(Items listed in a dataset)

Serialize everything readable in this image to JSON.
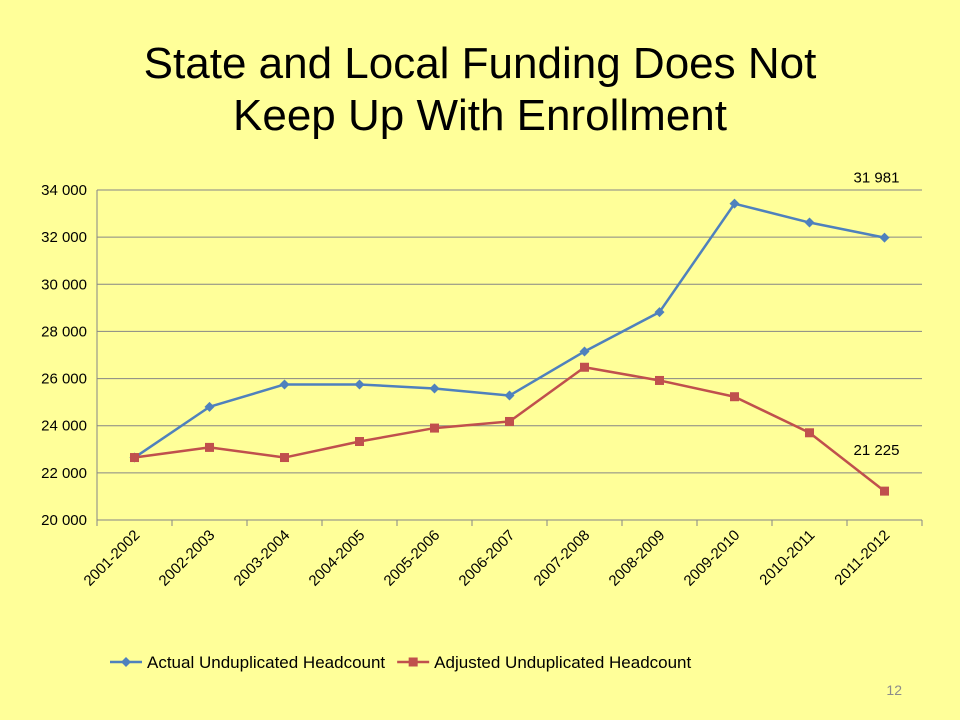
{
  "slide": {
    "title_line1": "State and Local Funding Does Not",
    "title_line2": "Keep Up With Enrollment",
    "page_number": "12"
  },
  "chart_data": {
    "type": "line",
    "categories": [
      "2001-2002",
      "2002-2003",
      "2003-2004",
      "2004-2005",
      "2005-2006",
      "2006-2007",
      "2007-2008",
      "2008-2009",
      "2009-2010",
      "2010-2011",
      "2011-2012"
    ],
    "series": [
      {
        "name": "Actual Unduplicated Headcount",
        "color": "#4F81BD",
        "marker": "diamond",
        "values": [
          22650,
          24800,
          25750,
          25750,
          25580,
          25280,
          27150,
          28820,
          33420,
          32620,
          31981
        ]
      },
      {
        "name": "Adjusted Unduplicated Headcount",
        "color": "#C0504D",
        "marker": "square",
        "values": [
          22650,
          23080,
          22650,
          23330,
          23900,
          24180,
          26480,
          25920,
          25230,
          23700,
          21225
        ]
      }
    ],
    "annotations": [
      {
        "series": 0,
        "index": 10,
        "text": "31 981"
      },
      {
        "series": 1,
        "index": 10,
        "text": "21 225"
      }
    ],
    "ylim": [
      20000,
      34000
    ],
    "yticks": [
      20000,
      22000,
      24000,
      26000,
      28000,
      30000,
      32000,
      34000
    ],
    "ytick_labels": [
      "20 000",
      "22 000",
      "24 000",
      "26 000",
      "28 000",
      "30 000",
      "32 000",
      "34 000"
    ],
    "grid": true,
    "legend": "bottom",
    "title": "",
    "xlabel": "",
    "ylabel": ""
  }
}
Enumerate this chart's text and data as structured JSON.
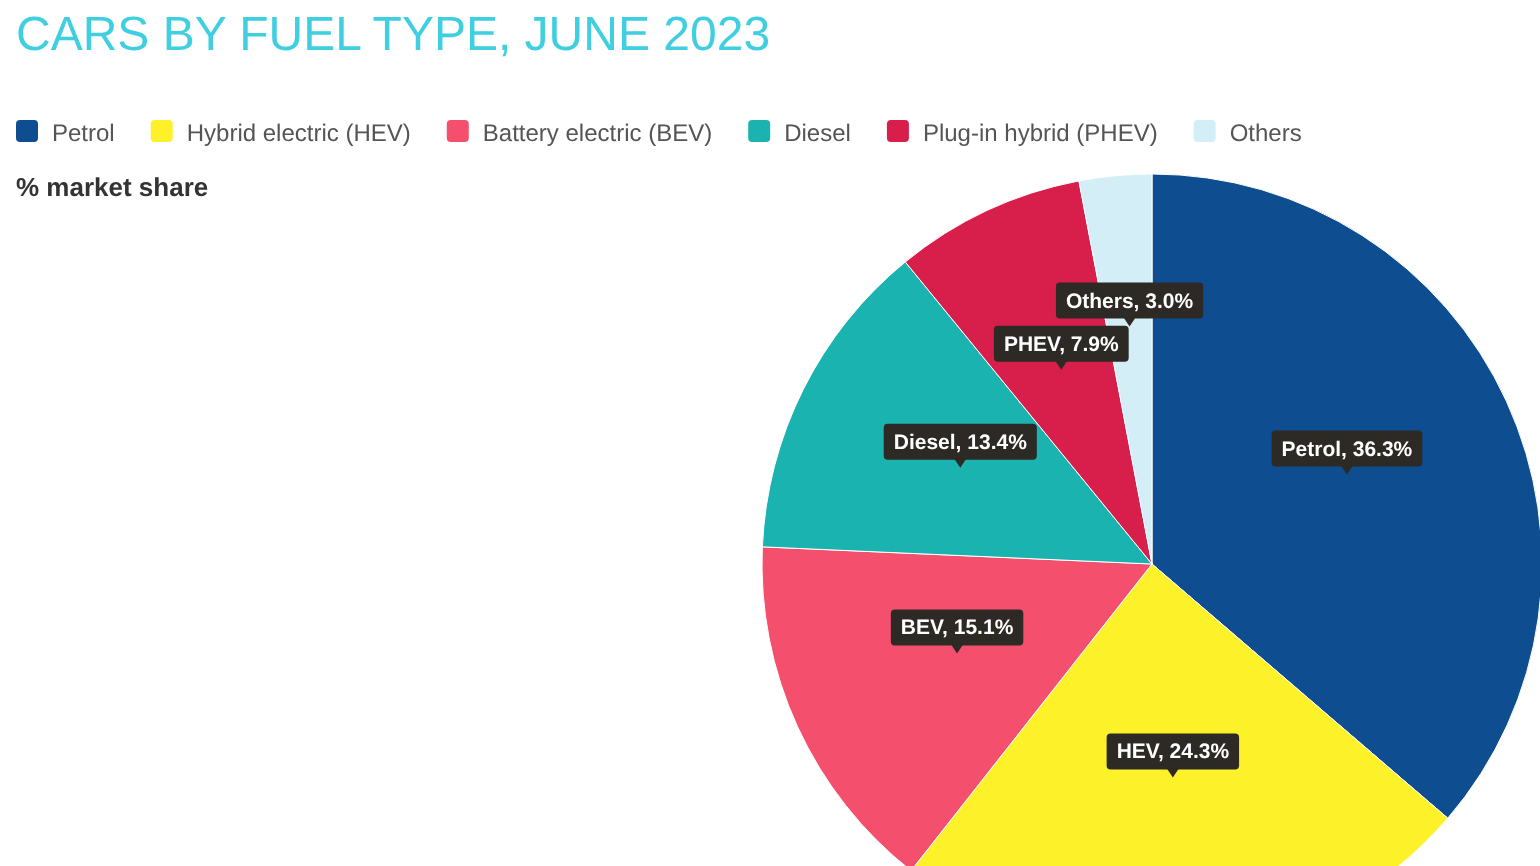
{
  "chart_data": {
    "type": "pie",
    "title": "CARS BY FUEL TYPE, JUNE 2023",
    "subtitle": "% market share",
    "categories": [
      "Petrol",
      "Hybrid electric (HEV)",
      "Battery electric (BEV)",
      "Diesel",
      "Plug-in hybrid (PHEV)",
      "Others"
    ],
    "values": [
      36.3,
      24.3,
      15.1,
      13.4,
      7.9,
      3.0
    ],
    "colors": [
      "#0f4d91",
      "#fdf22a",
      "#f4506e",
      "#1ab3b0",
      "#d81e4a",
      "#d4eef8"
    ],
    "value_labels": [
      "Petrol, 36.3%",
      "HEV, 24.3%",
      "BEV, 15.1%",
      "Diesel, 13.4%",
      "PHEV, 7.9%",
      "Others, 3.0%"
    ],
    "legend": "top left"
  }
}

- TASK DESCRIPTION
Nothing but a number is needed here: how many lines hold the string "electric"?

- THE OUTPUT
2